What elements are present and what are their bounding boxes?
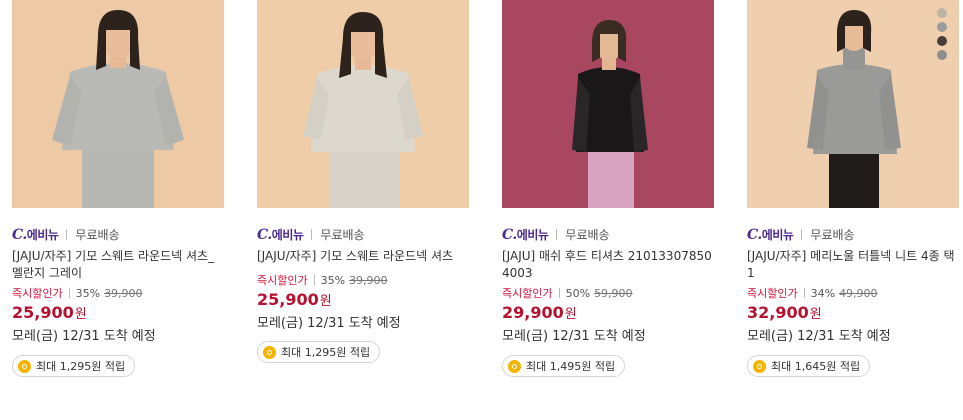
discount-rate: 50% — [565, 286, 591, 300]
coin-icon — [508, 359, 521, 373]
brand-logo: C.에비뉴 — [502, 226, 549, 243]
shipping-label: 무료배송 — [810, 227, 855, 242]
discount-info: 즉시할인가 35% 39,900 — [257, 272, 469, 288]
divider — [311, 228, 313, 240]
original-price: 39,900 — [349, 273, 388, 287]
product-card[interactable]: C.에비뉴 무료배송 [JAJU/자주] 메리노울 터틀넥 니트 4종 택1 즉… — [747, 0, 959, 377]
brand-logo: C.에비뉴 — [257, 226, 304, 243]
points-text: 최대 1,645원 적립 — [771, 360, 861, 373]
divider — [66, 228, 68, 240]
price-value: 25,900 — [257, 290, 319, 309]
product-card[interactable]: C.에비뉴 무료배송 [JAJU] 매쉬 후드 티셔츠 210133078504… — [502, 0, 714, 377]
color-swatch[interactable] — [937, 22, 947, 32]
discount-rate: 34% — [810, 286, 836, 300]
price-unit: 원 — [319, 294, 332, 309]
coin-icon — [18, 359, 31, 373]
price-unit: 원 — [809, 307, 822, 322]
product-title[interactable]: [JAJU/자주] 메리노울 터틀넥 니트 4종 택1 — [747, 248, 959, 282]
price-value: 25,900 — [12, 303, 74, 322]
original-price: 39,900 — [104, 286, 143, 300]
discount-label: 즉시할인가 — [502, 287, 553, 300]
discount-label: 즉시할인가 — [257, 274, 308, 287]
product-card[interactable]: C.에비뉴 무료배송 [JAJU/자주] 기모 스웨트 라운드넥 셔츠 즉시할인… — [257, 0, 469, 363]
coin-icon — [753, 359, 766, 373]
price-unit: 원 — [564, 307, 577, 322]
delivery-estimate: 모레(금) 12/31 도착 예정 — [502, 329, 646, 344]
points-badge: 최대 1,295원 적립 — [257, 341, 381, 363]
shipping-label: 무료배송 — [75, 227, 120, 242]
divider — [558, 288, 560, 298]
brand-logo: C.에비뉴 — [747, 226, 794, 243]
price-unit: 원 — [74, 307, 87, 322]
discount-info: 즉시할인가 35% 39,900 — [12, 285, 224, 301]
points-text: 최대 1,495원 적립 — [526, 360, 616, 373]
divider — [68, 288, 70, 298]
sale-price: 25,900 원 — [257, 290, 469, 310]
color-swatches — [937, 8, 947, 60]
shipping-label: 무료배송 — [320, 227, 365, 242]
discount-info: 즉시할인가 34% 49,900 — [747, 285, 959, 301]
sale-price: 32,900 원 — [747, 303, 959, 323]
points-badge: 최대 1,645원 적립 — [747, 355, 871, 377]
product-title[interactable]: [JAJU] 매쉬 후드 티셔츠 210133078504003 — [502, 248, 714, 282]
points-badge: 최대 1,495원 적립 — [502, 355, 626, 377]
divider — [556, 228, 558, 240]
product-image[interactable] — [502, 0, 714, 208]
divider — [801, 228, 803, 240]
product-image[interactable] — [747, 0, 959, 208]
color-swatch[interactable] — [937, 50, 947, 60]
sale-price: 25,900 원 — [12, 303, 224, 323]
discount-label: 즉시할인가 — [12, 287, 63, 300]
divider — [803, 288, 805, 298]
price-value: 32,900 — [747, 303, 809, 322]
points-badge: 최대 1,295원 적립 — [12, 355, 136, 377]
product-image[interactable] — [12, 0, 224, 208]
coin-icon — [263, 345, 276, 359]
color-swatch[interactable] — [937, 36, 947, 46]
product-title[interactable]: [JAJU/자주] 기모 스웨트 라운드넥 셔츠_멜란지 그레이 — [12, 248, 224, 282]
points-text: 최대 1,295원 적립 — [36, 360, 126, 373]
color-swatch[interactable] — [937, 8, 947, 18]
discount-rate: 35% — [75, 286, 101, 300]
discount-rate: 35% — [320, 273, 346, 287]
product-image[interactable] — [257, 0, 469, 208]
discount-info: 즉시할인가 50% 59,900 — [502, 285, 714, 301]
discount-label: 즉시할인가 — [747, 287, 798, 300]
divider — [313, 275, 315, 285]
delivery-estimate: 모레(금) 12/31 도착 예정 — [12, 329, 156, 344]
delivery-estimate: 모레(금) 12/31 도착 예정 — [257, 316, 401, 331]
product-title[interactable]: [JAJU/자주] 기모 스웨트 라운드넥 셔츠 — [257, 248, 469, 265]
original-price: 59,900 — [594, 286, 633, 300]
price-value: 29,900 — [502, 303, 564, 322]
original-price: 49,900 — [839, 286, 878, 300]
points-text: 최대 1,295원 적립 — [281, 346, 371, 359]
delivery-estimate: 모레(금) 12/31 도착 예정 — [747, 329, 891, 344]
brand-logo: C.에비뉴 — [12, 226, 59, 243]
sale-price: 29,900 원 — [502, 303, 714, 323]
shipping-label: 무료배송 — [565, 227, 610, 242]
product-card[interactable]: C.에비뉴 무료배송 [JAJU/자주] 기모 스웨트 라운드넥 셔츠_멜란지 … — [12, 0, 224, 377]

→ EXERCISE: Put every line of the entries above into a numbered list, skipping any blank lines and leaving the pictures out.

→ RESPONSE:
1. What elements are present and what are their bounding boxes?
2. discount-rate: 50% — [565, 286, 591, 300]
3. coin-icon — [508, 359, 521, 373]
4. brand-logo: C.에비뉴 — [502, 226, 549, 243]
5. shipping-label: 무료배송 — [810, 227, 855, 242]
6. discount-info: 즉시할인가 35% 39,900 — [257, 272, 469, 288]
7. divider — [311, 228, 313, 240]
8. original-price: 39,900 — [349, 273, 388, 287]
9. product-card[interactable]: C.에비뉴 무료배송 [JAJU/자주] 메리노울 터틀넥 니트 4종 택1 즉… — [747, 0, 959, 377]
10. brand-logo: C.에비뉴 — [257, 226, 304, 243]
11. points-text: 최대 1,645원 적립 — [771, 360, 861, 373]
12. divider — [66, 228, 68, 240]
13. price-value: 25,900 — [257, 290, 319, 309]
14. product-card[interactable]: C.에비뉴 무료배송 [JAJU] 매쉬 후드 티셔츠 210133078504… — [502, 0, 714, 377]
15. color-swatch[interactable] — [937, 22, 947, 32]
16. discount-rate: 34% — [810, 286, 836, 300]
17. price-unit: 원 — [319, 294, 332, 309]
18. coin-icon — [18, 359, 31, 373]
19. price-unit: 원 — [809, 307, 822, 322]
20. product-title[interactable]: [JAJU/자주] 메리노울 터틀넥 니트 4종 택1 — [747, 248, 959, 282]
21. price-value: 25,900 — [12, 303, 74, 322]
22. original-price: 39,900 — [104, 286, 143, 300]
23. discount-label: 즉시할인가 — [502, 287, 553, 300]
24. discount-label: 즉시할인가 — [257, 274, 308, 287]
25. product-card[interactable]: C.에비뉴 무료배송 [JAJU/자주] 기모 스웨트 라운드넥 셔츠 즉시할인… — [257, 0, 469, 363]
26. coin-icon — [753, 359, 766, 373]
27. price-unit: 원 — [564, 307, 577, 322]
28. delivery-estimate: 모레(금) 12/31 도착 예정 — [502, 329, 646, 344]
29. points-badge: 최대 1,295원 적립 — [257, 341, 381, 363]
30. shipping-label: 무료배송 — [75, 227, 120, 242]
31. divider — [558, 288, 560, 298]
32. brand-logo: C.에비뉴 — [747, 226, 794, 243]
33. price-unit: 원 — [74, 307, 87, 322]
34. discount-info: 즉시할인가 35% 39,900 — [12, 285, 224, 301]
35. points-text: 최대 1,495원 적립 — [526, 360, 616, 373]
36. divider — [68, 288, 70, 298]
37. sale-price: 25,900 원 — [257, 290, 469, 310]
38. color-swatches — [937, 8, 947, 60]
39. shipping-label: 무료배송 — [320, 227, 365, 242]
40. discount-info: 즉시할인가 34% 49,900 — [747, 285, 959, 301]
41. sale-price: 32,900 원 — [747, 303, 959, 323]
42. points-badge: 최대 1,645원 적립 — [747, 355, 871, 377]
43. product-title[interactable]: [JAJU] 매쉬 후드 티셔츠 210133078504003 — [502, 248, 714, 282]
44. points-badge: 최대 1,495원 적립 — [502, 355, 626, 377]
45. divider — [556, 228, 558, 240]
46. product-image[interactable] — [502, 0, 714, 208]
47. divider — [801, 228, 803, 240]
48. product-image[interactable] — [747, 0, 959, 208]
49. color-swatch[interactable] — [937, 50, 947, 60]
50. sale-price: 25,900 원 — [12, 303, 224, 323]
51. discount-label: 즉시할인가 — [12, 287, 63, 300]
52. divider — [803, 288, 805, 298]
53. price-value: 32,900 — [747, 303, 809, 322]
54. points-badge: 최대 1,295원 적립 — [12, 355, 136, 377]
55. product-image[interactable] — [12, 0, 224, 208]
56. coin-icon — [263, 345, 276, 359]
57. color-swatch[interactable] — [937, 36, 947, 46]
58. product-title[interactable]: [JAJU/자주] 기모 스웨트 라운드넥 셔츠_멜란지 그레이 — [12, 248, 224, 282]
59. points-text: 최대 1,295원 적립 — [36, 360, 126, 373]
60. color-swatch[interactable] — [937, 8, 947, 18]
61. discount-rate: 35% — [75, 286, 101, 300]
62. discount-rate: 35% — [320, 273, 346, 287]
63. product-image[interactable] — [257, 0, 469, 208]
64. discount-info: 즉시할인가 50% 59,900 — [502, 285, 714, 301]
65. discount-label: 즉시할인가 — [747, 287, 798, 300]
66. divider — [313, 275, 315, 285]
67. delivery-estimate: 모레(금) 12/31 도착 예정 — [12, 329, 156, 344]
68. delivery-estimate: 모레(금) 12/31 도착 예정 — [257, 316, 401, 331]
69. product-title[interactable]: [JAJU/자주] 기모 스웨트 라운드넥 셔츠 — [257, 248, 469, 265]
70. original-price: 59,900 — [594, 286, 633, 300]
71. price-value: 29,900 — [502, 303, 564, 322]
72. original-price: 49,900 — [839, 286, 878, 300]
73. points-text: 최대 1,295원 적립 — [281, 346, 371, 359]
74. delivery-estimate: 모레(금) 12/31 도착 예정 — [747, 329, 891, 344]
75. brand-logo: C.에비뉴 — [12, 226, 59, 243]
76. sale-price: 29,900 원 — [502, 303, 714, 323]
77. shipping-label: 무료배송 — [565, 227, 610, 242]
78. product-card[interactable]: C.에비뉴 무료배송 [JAJU/자주] 기모 스웨트 라운드넥 셔츠_멜란지 … — [12, 0, 224, 377]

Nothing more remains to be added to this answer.